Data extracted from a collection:

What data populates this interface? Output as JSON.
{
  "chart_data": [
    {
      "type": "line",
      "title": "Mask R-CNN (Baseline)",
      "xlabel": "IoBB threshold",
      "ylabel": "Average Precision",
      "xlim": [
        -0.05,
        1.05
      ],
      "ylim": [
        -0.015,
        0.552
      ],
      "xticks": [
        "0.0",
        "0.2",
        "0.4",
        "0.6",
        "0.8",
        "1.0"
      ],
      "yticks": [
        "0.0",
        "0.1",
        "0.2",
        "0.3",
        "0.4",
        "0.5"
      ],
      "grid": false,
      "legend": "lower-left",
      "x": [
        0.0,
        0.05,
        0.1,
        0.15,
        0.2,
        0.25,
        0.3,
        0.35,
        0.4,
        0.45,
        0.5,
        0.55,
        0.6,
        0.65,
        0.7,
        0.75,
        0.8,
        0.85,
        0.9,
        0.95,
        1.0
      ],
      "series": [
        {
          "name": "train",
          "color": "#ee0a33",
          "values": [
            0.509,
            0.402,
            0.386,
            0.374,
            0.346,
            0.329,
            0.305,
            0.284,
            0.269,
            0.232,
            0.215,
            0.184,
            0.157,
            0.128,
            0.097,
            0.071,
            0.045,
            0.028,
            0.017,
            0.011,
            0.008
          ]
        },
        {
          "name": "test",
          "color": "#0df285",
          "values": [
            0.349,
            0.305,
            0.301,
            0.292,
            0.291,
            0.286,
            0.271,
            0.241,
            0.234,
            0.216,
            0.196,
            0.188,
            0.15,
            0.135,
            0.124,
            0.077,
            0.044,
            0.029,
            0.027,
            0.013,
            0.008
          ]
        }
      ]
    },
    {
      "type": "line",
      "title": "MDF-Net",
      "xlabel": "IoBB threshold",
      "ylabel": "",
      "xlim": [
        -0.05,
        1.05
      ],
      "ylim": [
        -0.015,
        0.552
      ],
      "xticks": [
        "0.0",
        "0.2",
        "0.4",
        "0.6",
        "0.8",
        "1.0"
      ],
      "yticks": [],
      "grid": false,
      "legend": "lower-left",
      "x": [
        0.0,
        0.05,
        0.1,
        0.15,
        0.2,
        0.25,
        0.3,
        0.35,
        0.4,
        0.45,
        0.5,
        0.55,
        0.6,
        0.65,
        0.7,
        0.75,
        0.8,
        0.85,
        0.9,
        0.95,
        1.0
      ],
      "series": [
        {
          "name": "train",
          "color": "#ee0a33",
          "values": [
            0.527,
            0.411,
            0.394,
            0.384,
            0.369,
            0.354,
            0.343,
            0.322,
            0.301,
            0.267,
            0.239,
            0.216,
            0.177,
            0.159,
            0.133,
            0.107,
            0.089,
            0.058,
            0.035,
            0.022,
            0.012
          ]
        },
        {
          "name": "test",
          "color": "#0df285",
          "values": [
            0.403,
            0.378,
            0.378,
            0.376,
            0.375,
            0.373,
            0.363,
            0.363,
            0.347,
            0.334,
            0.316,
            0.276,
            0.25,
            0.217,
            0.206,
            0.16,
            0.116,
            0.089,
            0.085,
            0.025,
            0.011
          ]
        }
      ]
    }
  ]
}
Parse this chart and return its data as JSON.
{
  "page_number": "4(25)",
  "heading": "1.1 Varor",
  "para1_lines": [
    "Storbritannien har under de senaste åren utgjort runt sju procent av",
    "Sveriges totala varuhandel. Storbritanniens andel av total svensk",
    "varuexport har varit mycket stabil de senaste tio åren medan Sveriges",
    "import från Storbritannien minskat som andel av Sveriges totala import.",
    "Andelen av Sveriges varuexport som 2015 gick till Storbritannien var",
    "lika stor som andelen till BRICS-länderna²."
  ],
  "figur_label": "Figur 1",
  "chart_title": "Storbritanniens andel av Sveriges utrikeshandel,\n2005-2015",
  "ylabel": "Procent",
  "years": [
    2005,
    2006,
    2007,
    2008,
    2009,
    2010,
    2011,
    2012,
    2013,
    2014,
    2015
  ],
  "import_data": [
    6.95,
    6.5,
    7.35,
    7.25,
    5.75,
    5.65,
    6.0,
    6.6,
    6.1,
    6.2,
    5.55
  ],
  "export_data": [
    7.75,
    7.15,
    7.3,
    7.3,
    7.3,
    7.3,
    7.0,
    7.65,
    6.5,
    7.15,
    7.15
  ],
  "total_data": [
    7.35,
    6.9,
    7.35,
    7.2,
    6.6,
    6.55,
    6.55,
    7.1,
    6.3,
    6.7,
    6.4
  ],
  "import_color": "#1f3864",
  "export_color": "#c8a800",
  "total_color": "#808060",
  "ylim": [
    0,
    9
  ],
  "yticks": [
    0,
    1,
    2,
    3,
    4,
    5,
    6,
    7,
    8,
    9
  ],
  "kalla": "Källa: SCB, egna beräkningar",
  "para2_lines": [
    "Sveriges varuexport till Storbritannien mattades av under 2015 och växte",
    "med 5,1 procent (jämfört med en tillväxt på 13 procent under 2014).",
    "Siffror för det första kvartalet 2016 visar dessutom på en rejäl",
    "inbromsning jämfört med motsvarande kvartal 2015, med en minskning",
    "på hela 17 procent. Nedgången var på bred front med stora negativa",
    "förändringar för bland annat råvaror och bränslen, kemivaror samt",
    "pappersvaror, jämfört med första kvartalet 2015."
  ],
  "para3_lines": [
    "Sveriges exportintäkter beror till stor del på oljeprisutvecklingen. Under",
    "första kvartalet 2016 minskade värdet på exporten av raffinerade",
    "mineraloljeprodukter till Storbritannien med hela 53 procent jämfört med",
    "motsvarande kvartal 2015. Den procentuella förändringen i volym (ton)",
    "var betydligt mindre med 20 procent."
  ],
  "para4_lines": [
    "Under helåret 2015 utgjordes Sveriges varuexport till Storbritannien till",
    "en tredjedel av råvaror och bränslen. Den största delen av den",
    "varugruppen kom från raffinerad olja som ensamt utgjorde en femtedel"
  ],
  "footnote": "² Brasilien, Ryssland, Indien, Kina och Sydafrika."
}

**WHAT TO DO**
Make an exact copy of every line in the data.

**SOLUTION**
What data populates this interface? Output as JSON.
{
  "chart_data": [
    {
      "type": "line",
      "title": "Mask R-CNN (Baseline)",
      "xlabel": "IoBB threshold",
      "ylabel": "Average Precision",
      "xlim": [
        -0.05,
        1.05
      ],
      "ylim": [
        -0.015,
        0.552
      ],
      "xticks": [
        "0.0",
        "0.2",
        "0.4",
        "0.6",
        "0.8",
        "1.0"
      ],
      "yticks": [
        "0.0",
        "0.1",
        "0.2",
        "0.3",
        "0.4",
        "0.5"
      ],
      "grid": false,
      "legend": "lower-left",
      "x": [
        0.0,
        0.05,
        0.1,
        0.15,
        0.2,
        0.25,
        0.3,
        0.35,
        0.4,
        0.45,
        0.5,
        0.55,
        0.6,
        0.65,
        0.7,
        0.75,
        0.8,
        0.85,
        0.9,
        0.95,
        1.0
      ],
      "series": [
        {
          "name": "train",
          "color": "#ee0a33",
          "values": [
            0.509,
            0.402,
            0.386,
            0.374,
            0.346,
            0.329,
            0.305,
            0.284,
            0.269,
            0.232,
            0.215,
            0.184,
            0.157,
            0.128,
            0.097,
            0.071,
            0.045,
            0.028,
            0.017,
            0.011,
            0.008
          ]
        },
        {
          "name": "test",
          "color": "#0df285",
          "values": [
            0.349,
            0.305,
            0.301,
            0.292,
            0.291,
            0.286,
            0.271,
            0.241,
            0.234,
            0.216,
            0.196,
            0.188,
            0.15,
            0.135,
            0.124,
            0.077,
            0.044,
            0.029,
            0.027,
            0.013,
            0.008
          ]
        }
      ]
    },
    {
      "type": "line",
      "title": "MDF-Net",
      "xlabel": "IoBB threshold",
      "ylabel": "",
      "xlim": [
        -0.05,
        1.05
      ],
      "ylim": [
        -0.015,
        0.552
      ],
      "xticks": [
        "0.0",
        "0.2",
        "0.4",
        "0.6",
        "0.8",
        "1.0"
      ],
      "yticks": [],
      "grid": false,
      "legend": "lower-left",
      "x": [
        0.0,
        0.05,
        0.1,
        0.15,
        0.2,
        0.25,
        0.3,
        0.35,
        0.4,
        0.45,
        0.5,
        0.55,
        0.6,
        0.65,
        0.7,
        0.75,
        0.8,
        0.85,
        0.9,
        0.95,
        1.0
      ],
      "series": [
        {
          "name": "train",
          "color": "#ee0a33",
          "values": [
            0.527,
            0.411,
            0.394,
            0.384,
            0.369,
            0.354,
            0.343,
            0.322,
            0.301,
            0.267,
            0.239,
            0.216,
            0.177,
            0.159,
            0.133,
            0.107,
            0.089,
            0.058,
            0.035,
            0.022,
            0.012
          ]
        },
        {
          "name": "test",
          "color": "#0df285",
          "values": [
            0.403,
            0.378,
            0.378,
            0.376,
            0.375,
            0.373,
            0.363,
            0.363,
            0.347,
            0.334,
            0.316,
            0.276,
            0.25,
            0.217,
            0.206,
            0.16,
            0.116,
            0.089,
            0.085,
            0.025,
            0.011
          ]
        }
      ]
    }
  ]
}
Parse this chart and return its data as JSON.
{
  "page_number": "4(25)",
  "heading": "1.1 Varor",
  "para1_lines": [
    "Storbritannien har under de senaste åren utgjort runt sju procent av",
    "Sveriges totala varuhandel. Storbritanniens andel av total svensk",
    "varuexport har varit mycket stabil de senaste tio åren medan Sveriges",
    "import från Storbritannien minskat som andel av Sveriges totala import.",
    "Andelen av Sveriges varuexport som 2015 gick till Storbritannien var",
    "lika stor som andelen till BRICS-länderna²."
  ],
  "figur_label": "Figur 1",
  "chart_title": "Storbritanniens andel av Sveriges utrikeshandel,\n2005-2015",
  "ylabel": "Procent",
  "years": [
    2005,
    2006,
    2007,
    2008,
    2009,
    2010,
    2011,
    2012,
    2013,
    2014,
    2015
  ],
  "import_data": [
    6.95,
    6.5,
    7.35,
    7.25,
    5.75,
    5.65,
    6.0,
    6.6,
    6.1,
    6.2,
    5.55
  ],
  "export_data": [
    7.75,
    7.15,
    7.3,
    7.3,
    7.3,
    7.3,
    7.0,
    7.65,
    6.5,
    7.15,
    7.15
  ],
  "total_data": [
    7.35,
    6.9,
    7.35,
    7.2,
    6.6,
    6.55,
    6.55,
    7.1,
    6.3,
    6.7,
    6.4
  ],
  "import_color": "#1f3864",
  "export_color": "#c8a800",
  "total_color": "#808060",
  "ylim": [
    0,
    9
  ],
  "yticks": [
    0,
    1,
    2,
    3,
    4,
    5,
    6,
    7,
    8,
    9
  ],
  "kalla": "Källa: SCB, egna beräkningar",
  "para2_lines": [
    "Sveriges varuexport till Storbritannien mattades av under 2015 och växte",
    "med 5,1 procent (jämfört med en tillväxt på 13 procent under 2014).",
    "Siffror för det första kvartalet 2016 visar dessutom på en rejäl",
    "inbromsning jämfört med motsvarande kvartal 2015, med en minskning",
    "på hela 17 procent. Nedgången var på bred front med stora negativa",
    "förändringar för bland annat råvaror och bränslen, kemivaror samt",
    "pappersvaror, jämfört med första kvartalet 2015."
  ],
  "para3_lines": [
    "Sveriges exportintäkter beror till stor del på oljeprisutvecklingen. Under",
    "första kvartalet 2016 minskade värdet på exporten av raffinerade",
    "mineraloljeprodukter till Storbritannien med hela 53 procent jämfört med",
    "motsvarande kvartal 2015. Den procentuella förändringen i volym (ton)",
    "var betydligt mindre med 20 procent."
  ],
  "para4_lines": [
    "Under helåret 2015 utgjordes Sveriges varuexport till Storbritannien till",
    "en tredjedel av råvaror och bränslen. Den största delen av den",
    "varugruppen kom från raffinerad olja som ensamt utgjorde en femtedel"
  ],
  "footnote": "² Brasilien, Ryssland, Indien, Kina och Sydafrika."
}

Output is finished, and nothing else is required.